(Stored records)
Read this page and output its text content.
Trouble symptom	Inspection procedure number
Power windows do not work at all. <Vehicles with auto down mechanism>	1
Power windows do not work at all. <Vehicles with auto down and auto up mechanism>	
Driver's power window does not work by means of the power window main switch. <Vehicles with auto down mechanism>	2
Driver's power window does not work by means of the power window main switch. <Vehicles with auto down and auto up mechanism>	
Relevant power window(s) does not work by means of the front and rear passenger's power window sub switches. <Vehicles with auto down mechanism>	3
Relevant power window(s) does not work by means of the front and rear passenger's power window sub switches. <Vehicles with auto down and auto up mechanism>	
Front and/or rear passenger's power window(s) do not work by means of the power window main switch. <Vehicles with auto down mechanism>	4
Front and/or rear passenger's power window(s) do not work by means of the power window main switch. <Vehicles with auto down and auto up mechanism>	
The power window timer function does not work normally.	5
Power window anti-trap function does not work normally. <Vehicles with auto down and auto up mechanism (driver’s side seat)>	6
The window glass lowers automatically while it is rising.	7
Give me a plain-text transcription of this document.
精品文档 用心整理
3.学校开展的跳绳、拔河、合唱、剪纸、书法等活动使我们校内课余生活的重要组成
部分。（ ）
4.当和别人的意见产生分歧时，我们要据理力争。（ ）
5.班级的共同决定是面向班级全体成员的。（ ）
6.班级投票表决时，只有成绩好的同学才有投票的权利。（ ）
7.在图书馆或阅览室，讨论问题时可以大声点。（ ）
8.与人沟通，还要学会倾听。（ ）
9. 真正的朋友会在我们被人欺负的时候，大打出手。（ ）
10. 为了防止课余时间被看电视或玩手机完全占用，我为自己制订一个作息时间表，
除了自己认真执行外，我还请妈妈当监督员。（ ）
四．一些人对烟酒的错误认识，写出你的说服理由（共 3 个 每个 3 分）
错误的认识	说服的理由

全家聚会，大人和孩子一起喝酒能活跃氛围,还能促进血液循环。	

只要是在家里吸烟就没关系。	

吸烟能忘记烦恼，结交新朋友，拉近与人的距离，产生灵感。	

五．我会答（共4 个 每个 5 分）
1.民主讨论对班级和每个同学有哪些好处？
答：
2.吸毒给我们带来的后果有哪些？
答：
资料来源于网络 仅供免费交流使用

# Exercise requirements
Write out each line of the data above again, exactly as given.

# Exercise solution
Read this page and output its text content.
Trouble symptom	Inspection procedure number
Power windows do not work at all. <Vehicles with auto down mechanism>	1
Power windows do not work at all. <Vehicles with auto down and auto up mechanism>	
Driver's power window does not work by means of the power window main switch. <Vehicles with auto down mechanism>	2
Driver's power window does not work by means of the power window main switch. <Vehicles with auto down and auto up mechanism>	
Relevant power window(s) does not work by means of the front and rear passenger's power window sub switches. <Vehicles with auto down mechanism>	3
Relevant power window(s) does not work by means of the front and rear passenger's power window sub switches. <Vehicles with auto down and auto up mechanism>	
Front and/or rear passenger's power window(s) do not work by means of the power window main switch. <Vehicles with auto down mechanism>	4
Front and/or rear passenger's power window(s) do not work by means of the power window main switch. <Vehicles with auto down and auto up mechanism>	
The power window timer function does not work normally.	5
Power window anti-trap function does not work normally. <Vehicles with auto down and auto up mechanism (driver’s side seat)>	6
The window glass lowers automatically while it is rising.	7
Give me a plain-text transcription of this document.
精品文档 用心整理
3.学校开展的跳绳、拔河、合唱、剪纸、书法等活动使我们校内课余生活的重要组成
部分。（ ）
4.当和别人的意见产生分歧时，我们要据理力争。（ ）
5.班级的共同决定是面向班级全体成员的。（ ）
6.班级投票表决时，只有成绩好的同学才有投票的权利。（ ）
7.在图书馆或阅览室，讨论问题时可以大声点。（ ）
8.与人沟通，还要学会倾听。（ ）
9. 真正的朋友会在我们被人欺负的时候，大打出手。（ ）
10. 为了防止课余时间被看电视或玩手机完全占用，我为自己制订一个作息时间表，
除了自己认真执行外，我还请妈妈当监督员。（ ）
四．一些人对烟酒的错误认识，写出你的说服理由（共 3 个 每个 3 分）
错误的认识	说服的理由

全家聚会，大人和孩子一起喝酒能活跃氛围,还能促进血液循环。	

只要是在家里吸烟就没关系。	

吸烟能忘记烦恼，结交新朋友，拉近与人的距离，产生灵感。	

五．我会答（共4 个 每个 5 分）
1.民主讨论对班级和每个同学有哪些好处？
答：
2.吸毒给我们带来的后果有哪些？
答：
资料来源于网络 仅供免费交流使用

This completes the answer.